▶ _Task data_
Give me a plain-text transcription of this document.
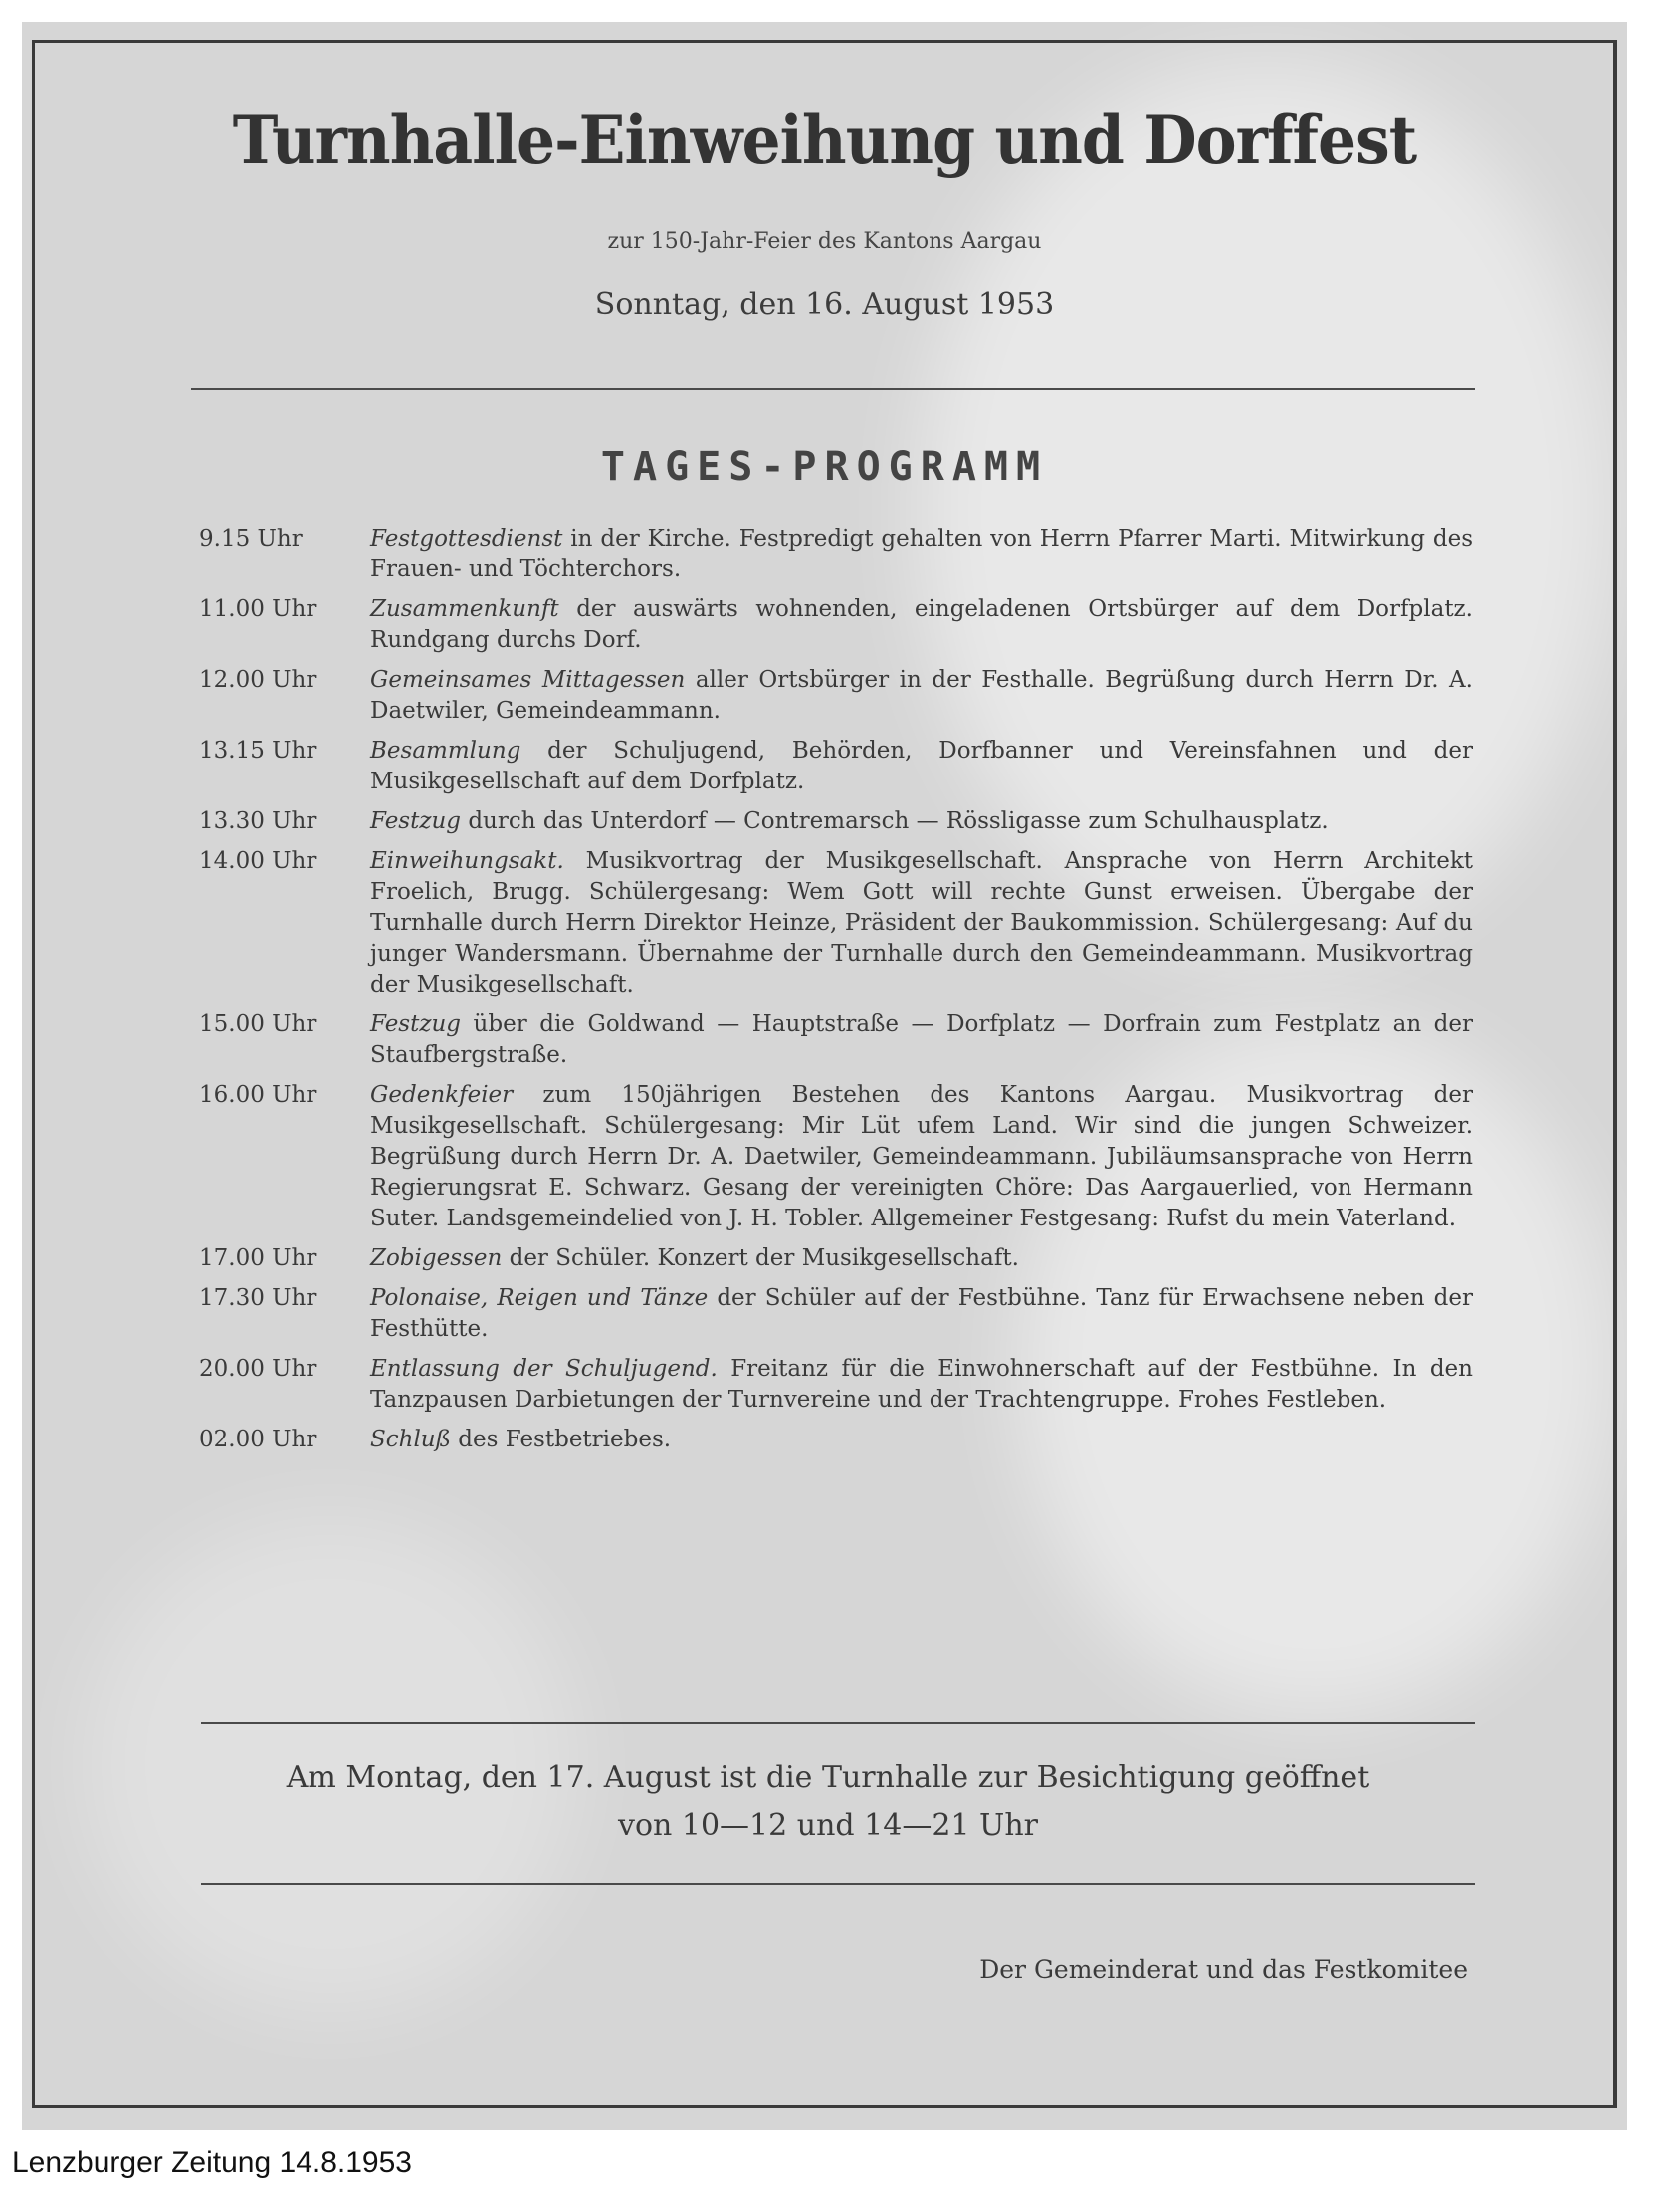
Turnhalle-Einweihung und Dorffest
zur 150-Jahr-Feier des Kantons Aargau
Sonntag, den 16. August 1953
TAGES-PROGRAMM
9.15 Uhr	Festgottesdienst in der Kirche. Festpredigt gehalten von Herrn Pfarrer Marti. Mitwirkung des Frauen- und Töchterchors.
11.00 Uhr	Zusammenkunft der auswärts wohnenden, eingeladenen Ortsbürger auf dem Dorfplatz. Rundgang durchs Dorf.
12.00 Uhr	Gemeinsames Mittagessen aller Ortsbürger in der Festhalle. Begrüßung durch Herrn Dr. A. Daetwiler, Gemeindeammann.
13.15 Uhr	Besammlung der Schuljugend, Behörden, Dorfbanner und Vereinsfahnen und der Musikgesellschaft auf dem Dorfplatz.
13.30 Uhr	Festzug durch das Unterdorf — Contremarsch — Rössligasse zum Schulhausplatz.
14.00 Uhr	Einweihungsakt. Musikvortrag der Musikgesellschaft. Ansprache von Herrn Architekt Froelich, Brugg. Schülergesang: Wem Gott will rechte Gunst erweisen. Übergabe der Turnhalle durch Herrn Direktor Heinze, Präsident der Baukommission. Schülergesang: Auf du junger Wandersmann. Übernahme der Turnhalle durch den Gemeindeammann. Musikvortrag der Musikgesellschaft.
15.00 Uhr	Festzug über die Goldwand — Hauptstraße — Dorfplatz — Dorfrain zum Festplatz an der Staufbergstraße.
16.00 Uhr	Gedenkfeier zum 150jährigen Bestehen des Kantons Aargau. Musikvortrag der Musikgesellschaft. Schülergesang: Mir Lüt ufem Land. Wir sind die jungen Schweizer. Begrüßung durch Herrn Dr. A. Daetwiler, Gemeindeammann. Jubiläumsansprache von Herrn Regierungsrat E. Schwarz. Gesang der vereinigten Chöre: Das Aargauerlied, von Hermann Suter. Landsgemeindelied von J. H. Tobler. Allgemeiner Festgesang: Rufst du mein Vaterland.
17.00 Uhr	Zobigessen der Schüler. Konzert der Musikgesellschaft.
17.30 Uhr	Polonaise, Reigen und Tänze der Schüler auf der Festbühne. Tanz für Erwachsene neben der Festhütte.
20.00 Uhr	Entlassung der Schuljugend. Freitanz für die Einwohnerschaft auf der Festbühne. In den Tanzpausen Darbietungen der Turnvereine und der Trachtengruppe. Frohes Festleben.
02.00 Uhr	Schluß des Festbetriebes.
Am Montag, den 17. August ist die Turnhalle zur Besichtigung geöffnet
von 10—12 und 14—21 Uhr
Der Gemeinderat und das Festkomitee
Lenzburger Zeitung 14.8.1953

▶ _Task requirements_
Restate the full listing verbatim and drop every picture.

▶ _Solution_
Give me a plain-text transcription of this document.
Turnhalle-Einweihung und Dorffest
zur 150-Jahr-Feier des Kantons Aargau
Sonntag, den 16. August 1953
TAGES-PROGRAMM
9.15 Uhr	Festgottesdienst in der Kirche. Festpredigt gehalten von Herrn Pfarrer Marti. Mitwirkung des Frauen- und Töchterchors.
11.00 Uhr	Zusammenkunft der auswärts wohnenden, eingeladenen Ortsbürger auf dem Dorfplatz. Rundgang durchs Dorf.
12.00 Uhr	Gemeinsames Mittagessen aller Ortsbürger in der Festhalle. Begrüßung durch Herrn Dr. A. Daetwiler, Gemeindeammann.
13.15 Uhr	Besammlung der Schuljugend, Behörden, Dorfbanner und Vereinsfahnen und der Musikgesellschaft auf dem Dorfplatz.
13.30 Uhr	Festzug durch das Unterdorf — Contremarsch — Rössligasse zum Schulhausplatz.
14.00 Uhr	Einweihungsakt. Musikvortrag der Musikgesellschaft. Ansprache von Herrn Architekt Froelich, Brugg. Schülergesang: Wem Gott will rechte Gunst erweisen. Übergabe der Turnhalle durch Herrn Direktor Heinze, Präsident der Baukommission. Schülergesang: Auf du junger Wandersmann. Übernahme der Turnhalle durch den Gemeindeammann. Musikvortrag der Musikgesellschaft.
15.00 Uhr	Festzug über die Goldwand — Hauptstraße — Dorfplatz — Dorfrain zum Festplatz an der Staufbergstraße.
16.00 Uhr	Gedenkfeier zum 150jährigen Bestehen des Kantons Aargau. Musikvortrag der Musikgesellschaft. Schülergesang: Mir Lüt ufem Land. Wir sind die jungen Schweizer. Begrüßung durch Herrn Dr. A. Daetwiler, Gemeindeammann. Jubiläumsansprache von Herrn Regierungsrat E. Schwarz. Gesang der vereinigten Chöre: Das Aargauerlied, von Hermann Suter. Landsgemeindelied von J. H. Tobler. Allgemeiner Festgesang: Rufst du mein Vaterland.
17.00 Uhr	Zobigessen der Schüler. Konzert der Musikgesellschaft.
17.30 Uhr	Polonaise, Reigen und Tänze der Schüler auf der Festbühne. Tanz für Erwachsene neben der Festhütte.
20.00 Uhr	Entlassung der Schuljugend. Freitanz für die Einwohnerschaft auf der Festbühne. In den Tanzpausen Darbietungen der Turnvereine und der Trachtengruppe. Frohes Festleben.
02.00 Uhr	Schluß des Festbetriebes.
Am Montag, den 17. August ist die Turnhalle zur Besichtigung geöffnet
von 10—12 und 14—21 Uhr
Der Gemeinderat und das Festkomitee
Lenzburger Zeitung 14.8.1953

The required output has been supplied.